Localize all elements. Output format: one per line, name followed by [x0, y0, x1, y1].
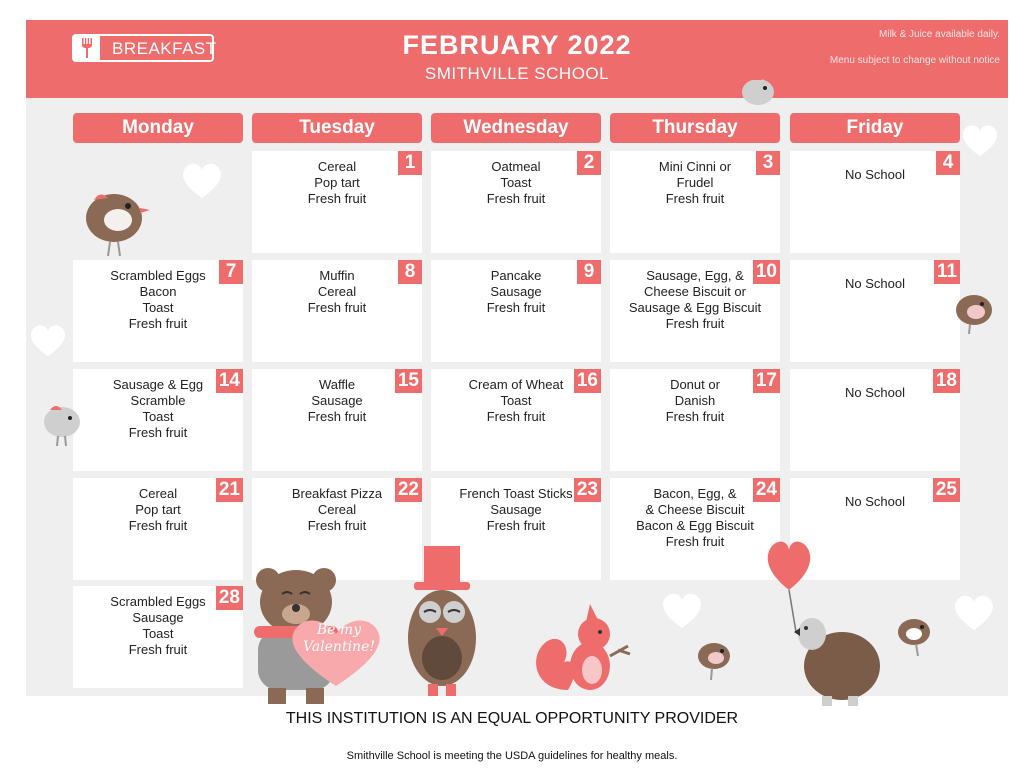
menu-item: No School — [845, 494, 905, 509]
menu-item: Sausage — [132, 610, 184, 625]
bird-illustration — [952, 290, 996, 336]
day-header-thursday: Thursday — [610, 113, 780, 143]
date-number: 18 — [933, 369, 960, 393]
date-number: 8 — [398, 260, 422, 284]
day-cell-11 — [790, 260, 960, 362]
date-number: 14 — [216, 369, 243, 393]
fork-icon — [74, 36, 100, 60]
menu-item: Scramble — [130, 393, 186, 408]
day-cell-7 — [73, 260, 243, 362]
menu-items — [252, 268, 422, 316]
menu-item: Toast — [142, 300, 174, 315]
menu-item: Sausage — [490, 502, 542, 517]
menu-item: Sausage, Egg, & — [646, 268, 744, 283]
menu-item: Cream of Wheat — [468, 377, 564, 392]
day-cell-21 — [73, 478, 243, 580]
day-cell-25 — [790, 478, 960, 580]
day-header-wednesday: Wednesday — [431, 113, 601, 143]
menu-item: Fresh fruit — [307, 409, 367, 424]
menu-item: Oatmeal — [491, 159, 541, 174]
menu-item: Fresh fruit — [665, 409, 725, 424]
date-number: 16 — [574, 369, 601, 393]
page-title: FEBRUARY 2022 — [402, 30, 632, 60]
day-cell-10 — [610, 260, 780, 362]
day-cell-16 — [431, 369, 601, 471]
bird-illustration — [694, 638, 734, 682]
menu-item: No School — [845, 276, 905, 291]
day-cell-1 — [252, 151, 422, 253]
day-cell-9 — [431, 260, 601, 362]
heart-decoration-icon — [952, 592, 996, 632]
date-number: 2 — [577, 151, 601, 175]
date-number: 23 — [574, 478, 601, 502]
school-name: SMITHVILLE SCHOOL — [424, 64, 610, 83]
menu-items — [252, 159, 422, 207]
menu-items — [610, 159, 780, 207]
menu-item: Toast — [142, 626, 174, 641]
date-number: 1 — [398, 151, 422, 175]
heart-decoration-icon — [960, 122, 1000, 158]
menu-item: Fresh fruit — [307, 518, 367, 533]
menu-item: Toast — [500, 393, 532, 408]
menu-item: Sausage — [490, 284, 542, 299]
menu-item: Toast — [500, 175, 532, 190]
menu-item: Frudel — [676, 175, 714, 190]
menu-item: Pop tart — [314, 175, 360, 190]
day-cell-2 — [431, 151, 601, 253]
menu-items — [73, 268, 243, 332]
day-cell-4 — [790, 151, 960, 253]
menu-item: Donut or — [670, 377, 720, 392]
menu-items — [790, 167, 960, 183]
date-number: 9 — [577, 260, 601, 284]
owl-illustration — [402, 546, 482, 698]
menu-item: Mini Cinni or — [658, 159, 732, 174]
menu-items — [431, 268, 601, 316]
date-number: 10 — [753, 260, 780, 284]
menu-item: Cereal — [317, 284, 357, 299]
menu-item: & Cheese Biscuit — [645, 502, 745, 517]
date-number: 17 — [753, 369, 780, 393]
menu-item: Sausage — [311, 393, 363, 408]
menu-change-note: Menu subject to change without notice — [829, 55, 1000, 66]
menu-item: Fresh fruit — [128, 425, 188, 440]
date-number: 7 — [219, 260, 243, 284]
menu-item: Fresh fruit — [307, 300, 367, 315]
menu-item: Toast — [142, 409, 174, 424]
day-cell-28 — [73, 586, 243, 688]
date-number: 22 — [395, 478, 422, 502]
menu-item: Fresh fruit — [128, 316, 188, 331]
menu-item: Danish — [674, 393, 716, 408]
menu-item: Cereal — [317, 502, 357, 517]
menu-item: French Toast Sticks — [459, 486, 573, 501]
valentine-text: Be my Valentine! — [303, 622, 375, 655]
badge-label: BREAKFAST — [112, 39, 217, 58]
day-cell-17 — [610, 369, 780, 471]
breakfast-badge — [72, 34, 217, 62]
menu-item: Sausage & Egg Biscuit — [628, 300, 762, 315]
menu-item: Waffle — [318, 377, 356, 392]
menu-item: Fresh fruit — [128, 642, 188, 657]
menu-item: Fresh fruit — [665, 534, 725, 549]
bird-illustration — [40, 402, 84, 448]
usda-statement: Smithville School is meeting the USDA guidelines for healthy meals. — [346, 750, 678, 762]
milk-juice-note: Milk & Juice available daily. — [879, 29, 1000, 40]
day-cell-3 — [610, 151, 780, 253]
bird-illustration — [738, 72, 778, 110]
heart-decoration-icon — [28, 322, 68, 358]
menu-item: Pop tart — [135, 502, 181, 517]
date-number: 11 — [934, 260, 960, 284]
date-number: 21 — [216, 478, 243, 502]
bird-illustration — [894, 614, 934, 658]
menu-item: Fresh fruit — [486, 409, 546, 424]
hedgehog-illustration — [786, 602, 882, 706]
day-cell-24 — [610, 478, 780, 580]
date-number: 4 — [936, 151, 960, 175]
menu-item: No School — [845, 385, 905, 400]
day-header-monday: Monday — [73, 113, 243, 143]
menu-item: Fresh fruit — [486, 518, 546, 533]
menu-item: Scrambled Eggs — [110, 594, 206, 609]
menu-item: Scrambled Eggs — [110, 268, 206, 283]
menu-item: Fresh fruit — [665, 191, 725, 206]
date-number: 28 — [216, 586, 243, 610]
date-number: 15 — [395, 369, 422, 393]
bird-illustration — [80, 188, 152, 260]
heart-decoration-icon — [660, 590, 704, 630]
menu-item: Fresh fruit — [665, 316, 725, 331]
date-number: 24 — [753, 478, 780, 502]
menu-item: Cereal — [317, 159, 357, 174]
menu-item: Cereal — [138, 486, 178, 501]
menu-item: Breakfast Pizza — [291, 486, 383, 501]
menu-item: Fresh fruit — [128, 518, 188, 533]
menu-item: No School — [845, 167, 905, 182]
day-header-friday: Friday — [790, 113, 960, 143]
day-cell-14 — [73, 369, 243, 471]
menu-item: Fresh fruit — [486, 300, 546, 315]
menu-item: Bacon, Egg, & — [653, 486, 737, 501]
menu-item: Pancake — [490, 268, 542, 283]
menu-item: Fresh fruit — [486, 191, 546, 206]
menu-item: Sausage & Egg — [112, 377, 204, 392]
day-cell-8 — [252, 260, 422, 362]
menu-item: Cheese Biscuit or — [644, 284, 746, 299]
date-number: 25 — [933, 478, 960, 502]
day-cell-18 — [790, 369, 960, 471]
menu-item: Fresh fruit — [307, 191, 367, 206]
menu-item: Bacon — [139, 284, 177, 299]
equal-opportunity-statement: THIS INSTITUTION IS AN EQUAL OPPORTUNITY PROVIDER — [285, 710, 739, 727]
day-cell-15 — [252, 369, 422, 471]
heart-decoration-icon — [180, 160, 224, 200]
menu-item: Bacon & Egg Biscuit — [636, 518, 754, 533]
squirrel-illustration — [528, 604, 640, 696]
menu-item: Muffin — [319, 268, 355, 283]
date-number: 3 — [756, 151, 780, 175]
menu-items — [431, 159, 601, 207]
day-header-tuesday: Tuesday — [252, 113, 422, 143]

WHAT IS EXPECTED:
Please repeat the material verbatim, starting at the line containing "menu-item: No School — [845, 494, 905, 509]" and ending at the line containing "day-cell-25 — [790, 478, 960, 580]", with both of those lines included.

EXPECTED ANSWER:
menu-item: No School — [845, 494, 905, 509]
menu-item: Sausage — [132, 610, 184, 625]
bird-illustration — [952, 290, 996, 336]
day-header-thursday: Thursday — [610, 113, 780, 143]
date-number: 18 — [933, 369, 960, 393]
date-number: 8 — [398, 260, 422, 284]
day-cell-11 — [790, 260, 960, 362]
date-number: 14 — [216, 369, 243, 393]
fork-icon — [74, 36, 100, 60]
menu-item: Scramble — [130, 393, 186, 408]
day-cell-7 — [73, 260, 243, 362]
menu-items — [252, 268, 422, 316]
menu-item: Toast — [142, 300, 174, 315]
menu-item: Sausage — [490, 502, 542, 517]
menu-item: Sausage, Egg, & — [646, 268, 744, 283]
menu-item: Cream of Wheat — [468, 377, 564, 392]
day-cell-21 — [73, 478, 243, 580]
day-cell-25 — [790, 478, 960, 580]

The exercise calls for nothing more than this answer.